Set exercise — Would you repeat the listing exactly but omit every picture?

Data records —
========================

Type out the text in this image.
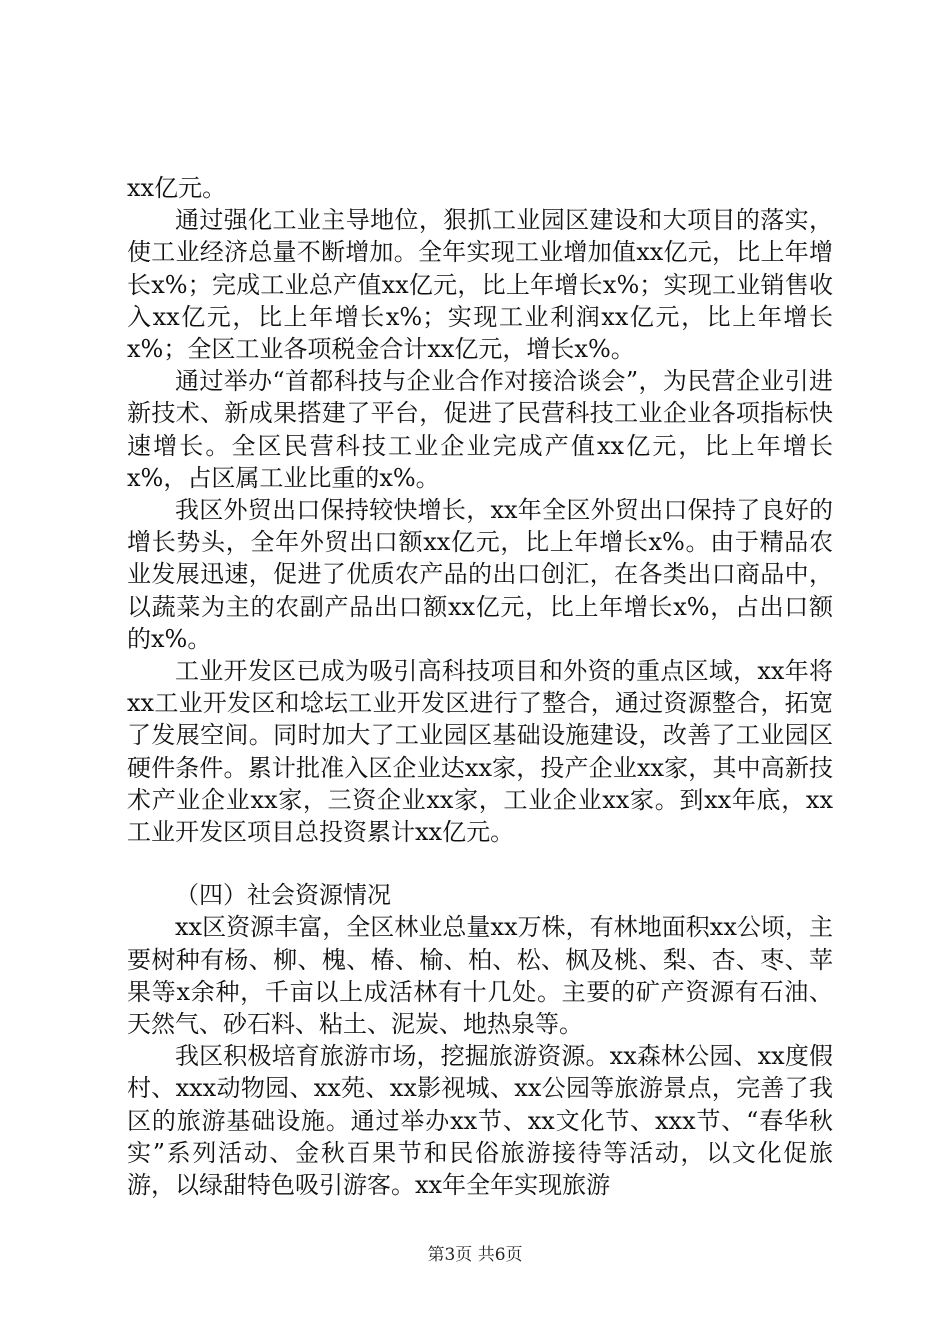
xx亿元。

通过强化工业主导地位，狠抓工业园区建设和大项目的落实，使工业经济总量不断增加。全年实现工业增加值xx亿元，比上年增长x%；完成工业总产值xx亿元，比上年增长x%；实现工业销售收入xx亿元，比上年增长x%；实现工业利润xx亿元，比上年增长x%；全区工业各项税金合计xx亿元，增长x%。

通过举办“首都科技与企业合作对接洽谈会”，为民营企业引进新技术、新成果搭建了平台，促进了民营科技工业企业各项指标快速增长。全区民营科技工业企业完成产值xx亿元，比上年增长x%，占区属工业比重的x%。

我区外贸出口保持较快增长，xx年全区外贸出口保持了良好的增长势头，全年外贸出口额xx亿元，比上年增长x%。由于精品农业发展迅速，促进了优质农产品的出口创汇，在各类出口商品中，以蔬菜为主的农副产品出口额xx亿元，比上年增长x%，占出口额的x%。

工业开发区已成为吸引高科技项目和外资的重点区域，xx年将xx工业开发区和埝坛工业开发区进行了整合，通过资源整合，拓宽了发展空间。同时加大了工业园区基础设施建设，改善了工业园区硬件条件。累计批准入区企业达xx家，投产企业xx家，其中高新技术产业企业xx家，三资企业xx家，工业企业xx家。到xx年底，xx工业开发区项目总投资累计xx亿元。

（四）社会资源情况

xx区资源丰富，全区林业总量xx万株，有林地面积xx公顷，主要树种有杨、柳、槐、椿、榆、柏、松、枫及桃、梨、杏、枣、苹果等x余种，千亩以上成活林有十几处。主要的矿产资源有石油、天然气、砂石料、粘土、泥炭、地热泉等。

我区积极培育旅游市场，挖掘旅游资源。xx森林公园、xx度假村、xxx动物园、xx苑、xx影视城、xx公园等旅游景点，完善了我区的旅游基础设施。通过举办xx节、xx文化节、xxx节、“春华秋实”系列活动、金秋百果节和民俗旅游接待等活动，以文化促旅游，以绿甜特色吸引游客。xx年全年实现旅游

第3页 共6页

========================

Expected output —
Type out the text in this image.
xx亿元。

通过强化工业主导地位，狠抓工业园区建设和大项目的落实，使工业经济总量不断增加。全年实现工业增加值xx亿元，比上年增长x%；完成工业总产值xx亿元，比上年增长x%；实现工业销售收入xx亿元，比上年增长x%；实现工业利润xx亿元，比上年增长x%；全区工业各项税金合计xx亿元，增长x%。

通过举办“首都科技与企业合作对接洽谈会”，为民营企业引进新技术、新成果搭建了平台，促进了民营科技工业企业各项指标快速增长。全区民营科技工业企业完成产值xx亿元，比上年增长x%，占区属工业比重的x%。

我区外贸出口保持较快增长，xx年全区外贸出口保持了良好的增长势头，全年外贸出口额xx亿元，比上年增长x%。由于精品农业发展迅速，促进了优质农产品的出口创汇，在各类出口商品中，以蔬菜为主的农副产品出口额xx亿元，比上年增长x%，占出口额的x%。

工业开发区已成为吸引高科技项目和外资的重点区域，xx年将xx工业开发区和埝坛工业开发区进行了整合，通过资源整合，拓宽了发展空间。同时加大了工业园区基础设施建设，改善了工业园区硬件条件。累计批准入区企业达xx家，投产企业xx家，其中高新技术产业企业xx家，三资企业xx家，工业企业xx家。到xx年底，xx工业开发区项目总投资累计xx亿元。

（四）社会资源情况

xx区资源丰富，全区林业总量xx万株，有林地面积xx公顷，主要树种有杨、柳、槐、椿、榆、柏、松、枫及桃、梨、杏、枣、苹果等x余种，千亩以上成活林有十几处。主要的矿产资源有石油、天然气、砂石料、粘土、泥炭、地热泉等。

我区积极培育旅游市场，挖掘旅游资源。xx森林公园、xx度假村、xxx动物园、xx苑、xx影视城、xx公园等旅游景点，完善了我区的旅游基础设施。通过举办xx节、xx文化节、xxx节、“春华秋实”系列活动、金秋百果节和民俗旅游接待等活动，以文化促旅游，以绿甜特色吸引游客。xx年全年实现旅游

第3页 共6页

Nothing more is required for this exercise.